▶ **Your task**
Copy every line of the material below verbatim, omitting the picture.

▶ **Records for the task**
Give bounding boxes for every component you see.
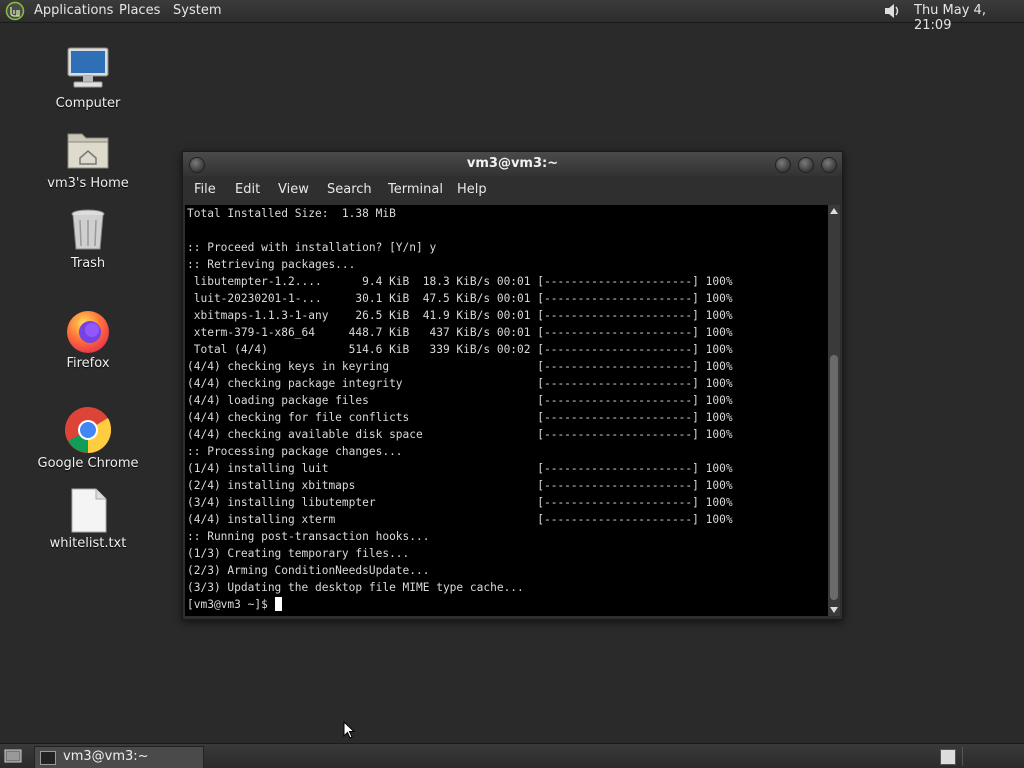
- menu-edit[interactable]: Edit: [235, 182, 260, 197]
- desktop-icon-label: Trash: [70, 256, 106, 271]
- terminal-line: (4/4) loading package files [-----------…: [187, 394, 733, 407]
- terminal-line: (1/3) Creating temporary files...: [187, 547, 410, 560]
- terminal-line: (4/4) checking keys in keyring [--------…: [187, 360, 733, 373]
- workspace-2[interactable]: [962, 747, 1019, 766]
- desktop-icon-home[interactable]: vm3's Home: [33, 126, 143, 191]
- mint-logo-icon[interactable]: [5, 1, 25, 21]
- taskbar-item-label: vm3@vm3:~: [63, 749, 149, 764]
- home-folder-icon: [67, 133, 109, 169]
- terminal-line: Total Installed Size: 1.38 MiB: [187, 207, 396, 220]
- desktop-icon-whitelist[interactable]: whitelist.txt: [33, 486, 143, 551]
- top-panel: Applications Places System Thu May 4, 21…: [0, 0, 1024, 33]
- terminal-line: :: Processing package changes...: [187, 445, 403, 458]
- desktop-icon-computer[interactable]: Computer: [33, 46, 143, 111]
- menu-terminal[interactable]: Terminal: [388, 182, 443, 197]
- text-file-icon: [71, 488, 107, 533]
- menu-places[interactable]: Places: [119, 3, 160, 18]
- terminal-line: (2/4) installing xbitmaps [-------------…: [187, 479, 733, 492]
- terminal-line: :: Running post-transaction hooks...: [187, 530, 430, 543]
- firefox-icon: [67, 311, 109, 353]
- menu-applications[interactable]: Applications: [34, 3, 113, 18]
- terminal-line: libutempter-1.2.... 9.4 KiB 18.3 KiB/s 0…: [187, 275, 733, 288]
- show-desktop-icon[interactable]: [4, 748, 22, 764]
- menu-help[interactable]: Help: [457, 182, 487, 197]
- terminal-line: luit-20230201-1-... 30.1 KiB 47.5 KiB/s …: [187, 292, 733, 305]
- minimize-button[interactable]: [775, 157, 791, 173]
- terminal-line: Total (4/4) 514.6 KiB 339 KiB/s 00:02 [-…: [187, 343, 733, 356]
- close-button[interactable]: [821, 157, 837, 173]
- mouse-pointer-icon: [343, 721, 355, 739]
- desktop-icon-label: Computer: [55, 96, 121, 111]
- terminal-line: (4/4) installing xterm [----------------…: [187, 513, 733, 526]
- desktop-icon-label: Firefox: [66, 356, 110, 371]
- menu-file[interactable]: File: [194, 182, 216, 197]
- computer-icon: [67, 47, 109, 88]
- menu-search[interactable]: Search: [327, 182, 372, 197]
- desktop-icon-trash[interactable]: Trash: [33, 206, 143, 271]
- terminal-line: (2/3) Arming ConditionNeedsUpdate...: [187, 564, 430, 577]
- terminal-line: (4/4) checking available disk space [---…: [187, 428, 733, 441]
- terminal-cursor: [274, 597, 282, 611]
- terminal-output[interactable]: Total Installed Size: 1.38 MiB :: Procee…: [185, 205, 828, 616]
- scrollbar-thumb[interactable]: [830, 355, 838, 600]
- terminal-line: (4/4) checking for file conflicts [-----…: [187, 411, 733, 424]
- bottom-panel: vm3@vm3:~: [0, 743, 1024, 768]
- terminal-scrollbar[interactable]: [828, 205, 840, 616]
- terminal-window[interactable]: vm3@vm3:~ File Edit View Search Terminal…: [182, 151, 843, 620]
- terminal-line: :: Retrieving packages...: [187, 258, 356, 271]
- menu-system[interactable]: System: [173, 3, 221, 18]
- terminal-line: (3/4) installing libutempter [----------…: [187, 496, 733, 509]
- terminal-line: (4/4) checking package integrity [------…: [187, 377, 733, 390]
- desktop: Applications Places System Thu May 4, 21…: [0, 0, 1024, 768]
- desktop-icon-label: vm3's Home: [47, 176, 129, 191]
- desktop-icon-label: Google Chrome: [37, 456, 139, 471]
- scroll-down-arrow-icon[interactable]: [830, 607, 838, 613]
- desktop-icon-firefox[interactable]: Firefox: [33, 306, 143, 371]
- terminal-line: :: Proceed with installation? [Y/n] y: [187, 241, 437, 254]
- terminal-prompt-line[interactable]: [vm3@vm3 ~]$: [187, 596, 282, 613]
- workspace-1[interactable]: [940, 749, 956, 765]
- window-title: vm3@vm3:~: [466, 156, 559, 171]
- terminal-line: xterm-379-1-x86_64 448.7 KiB 437 KiB/s 0…: [187, 326, 733, 339]
- terminal-line: (1/4) installing luit [-----------------…: [187, 462, 733, 475]
- taskbar-item-terminal[interactable]: vm3@vm3:~: [34, 746, 204, 768]
- desktop-icon-label: whitelist.txt: [49, 536, 127, 551]
- trash-icon: [71, 209, 105, 250]
- volume-icon[interactable]: [883, 2, 901, 20]
- terminal-line: (3/3) Updating the desktop file MIME typ…: [187, 581, 524, 594]
- window-titlebar[interactable]: vm3@vm3:~: [183, 152, 842, 176]
- terminal-line: xbitmaps-1.1.3-1-any 26.5 KiB 41.9 KiB/s…: [187, 309, 733, 322]
- menu-view[interactable]: View: [278, 182, 309, 197]
- terminal-icon: [40, 751, 56, 765]
- window-menubar: File Edit View Search Terminal Help: [183, 176, 842, 204]
- scroll-up-arrow-icon[interactable]: [830, 208, 838, 214]
- chrome-icon: [65, 407, 112, 453]
- maximize-button[interactable]: [798, 157, 814, 173]
- terminal-prompt: [vm3@vm3 ~]$: [187, 598, 275, 611]
- clock[interactable]: Thu May 4, 21:09: [914, 3, 1024, 33]
- desktop-icon-chrome[interactable]: Google Chrome: [33, 406, 143, 471]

▶ **Solution for this task**
Give bounding boxes for every component you see.
- menu-edit[interactable]: Edit: [235, 182, 260, 197]
- desktop-icon-label: Trash: [70, 256, 106, 271]
- terminal-line: (4/4) loading package files [-----------…: [187, 394, 733, 407]
- terminal-line: (1/3) Creating temporary files...: [187, 547, 410, 560]
- terminal-line: (4/4) checking keys in keyring [--------…: [187, 360, 733, 373]
- workspace-2[interactable]: [962, 747, 1019, 766]
- desktop-icon-home[interactable]: vm3's Home: [33, 126, 143, 191]
- mint-logo-icon[interactable]: [5, 1, 25, 21]
- taskbar-item-label: vm3@vm3:~: [63, 749, 149, 764]
- home-folder-icon: [67, 133, 109, 169]
- terminal-line: Total Installed Size: 1.38 MiB: [187, 207, 396, 220]
- desktop-icon-whitelist[interactable]: whitelist.txt: [33, 486, 143, 551]
- top-panel: Applications Places System Thu May 4, 21…: [0, 0, 1024, 33]
- terminal-line: :: Processing package changes...: [187, 445, 403, 458]
- desktop-icon-computer[interactable]: Computer: [33, 46, 143, 111]
- menu-terminal[interactable]: Terminal: [388, 182, 443, 197]
- text-file-icon: [71, 488, 107, 533]
- menu-places[interactable]: Places: [119, 3, 160, 18]
- terminal-line: (2/4) installing xbitmaps [-------------…: [187, 479, 733, 492]
- terminal-line: :: Running post-transaction hooks...: [187, 530, 430, 543]
- firefox-icon: [67, 311, 109, 353]
- menu-applications[interactable]: Applications: [34, 3, 113, 18]
- terminal-line: libutempter-1.2.... 9.4 KiB 18.3 KiB/s 0…: [187, 275, 733, 288]
- show-desktop-icon[interactable]: [4, 748, 22, 764]
- menu-help[interactable]: Help: [457, 182, 487, 197]
- terminal-line: luit-20230201-1-... 30.1 KiB 47.5 KiB/s …: [187, 292, 733, 305]
- minimize-button[interactable]: [775, 157, 791, 173]
- terminal-line: Total (4/4) 514.6 KiB 339 KiB/s 00:02 [-…: [187, 343, 733, 356]
- close-button[interactable]: [821, 157, 837, 173]
- mouse-pointer-icon: [343, 721, 355, 739]
- desktop-icon-label: Computer: [55, 96, 121, 111]
- terminal-line: (4/4) installing xterm [----------------…: [187, 513, 733, 526]
- desktop-icon-label: Firefox: [66, 356, 110, 371]
- menu-file[interactable]: File: [194, 182, 216, 197]
- computer-icon: [67, 47, 109, 88]
- menu-search[interactable]: Search: [327, 182, 372, 197]
- desktop-icon-trash[interactable]: Trash: [33, 206, 143, 271]
- terminal-line: (2/3) Arming ConditionNeedsUpdate...: [187, 564, 430, 577]
- terminal-line: (4/4) checking available disk space [---…: [187, 428, 733, 441]
- terminal-cursor: [274, 597, 282, 611]
- terminal-output[interactable]: Total Installed Size: 1.38 MiB :: Procee…: [185, 205, 828, 616]
- scrollbar-thumb[interactable]: [830, 355, 838, 600]
- terminal-line: (4/4) checking for file conflicts [-----…: [187, 411, 733, 424]
- bottom-panel: vm3@vm3:~: [0, 743, 1024, 768]
- terminal-scrollbar[interactable]: [828, 205, 840, 616]
- terminal-window[interactable]: vm3@vm3:~ File Edit View Search Terminal…: [182, 151, 843, 620]
- terminal-line: :: Retrieving packages...: [187, 258, 356, 271]
- menu-system[interactable]: System: [173, 3, 221, 18]
- terminal-line: (3/4) installing libutempter [----------…: [187, 496, 733, 509]
- terminal-line: (4/4) checking package integrity [------…: [187, 377, 733, 390]
- desktop: Applications Places System Thu May 4, 21…: [0, 0, 1024, 768]
- desktop-icon-label: vm3's Home: [47, 176, 129, 191]
- desktop-icon-label: Google Chrome: [37, 456, 139, 471]
- scroll-down-arrow-icon[interactable]: [830, 607, 838, 613]
- desktop-icon-firefox[interactable]: Firefox: [33, 306, 143, 371]
- terminal-line: :: Proceed with installation? [Y/n] y: [187, 241, 437, 254]
- terminal-prompt-line[interactable]: [vm3@vm3 ~]$: [187, 596, 282, 613]
- workspace-1[interactable]: [940, 749, 956, 765]
- window-title: vm3@vm3:~: [466, 156, 559, 171]
- terminal-line: xterm-379-1-x86_64 448.7 KiB 437 KiB/s 0…: [187, 326, 733, 339]
- terminal-line: (1/4) installing luit [-----------------…: [187, 462, 733, 475]
- taskbar-item-terminal[interactable]: vm3@vm3:~: [34, 746, 204, 768]
- desktop-icon-label: whitelist.txt: [49, 536, 127, 551]
- trash-icon: [71, 209, 105, 250]
- volume-icon[interactable]: [883, 2, 901, 20]
- terminal-line: (3/3) Updating the desktop file MIME typ…: [187, 581, 524, 594]
- window-titlebar[interactable]: vm3@vm3:~: [183, 152, 842, 176]
- terminal-line: xbitmaps-1.1.3-1-any 26.5 KiB 41.9 KiB/s…: [187, 309, 733, 322]
- menu-view[interactable]: View: [278, 182, 309, 197]
- terminal-icon: [40, 751, 56, 765]
- window-menubar: File Edit View Search Terminal Help: [183, 176, 842, 204]
- scroll-up-arrow-icon[interactable]: [830, 208, 838, 214]
- chrome-icon: [65, 407, 112, 453]
- maximize-button[interactable]: [798, 157, 814, 173]
- terminal-prompt: [vm3@vm3 ~]$: [187, 598, 275, 611]
- clock[interactable]: Thu May 4, 21:09: [914, 3, 1024, 33]
- desktop-icon-chrome[interactable]: Google Chrome: [33, 406, 143, 471]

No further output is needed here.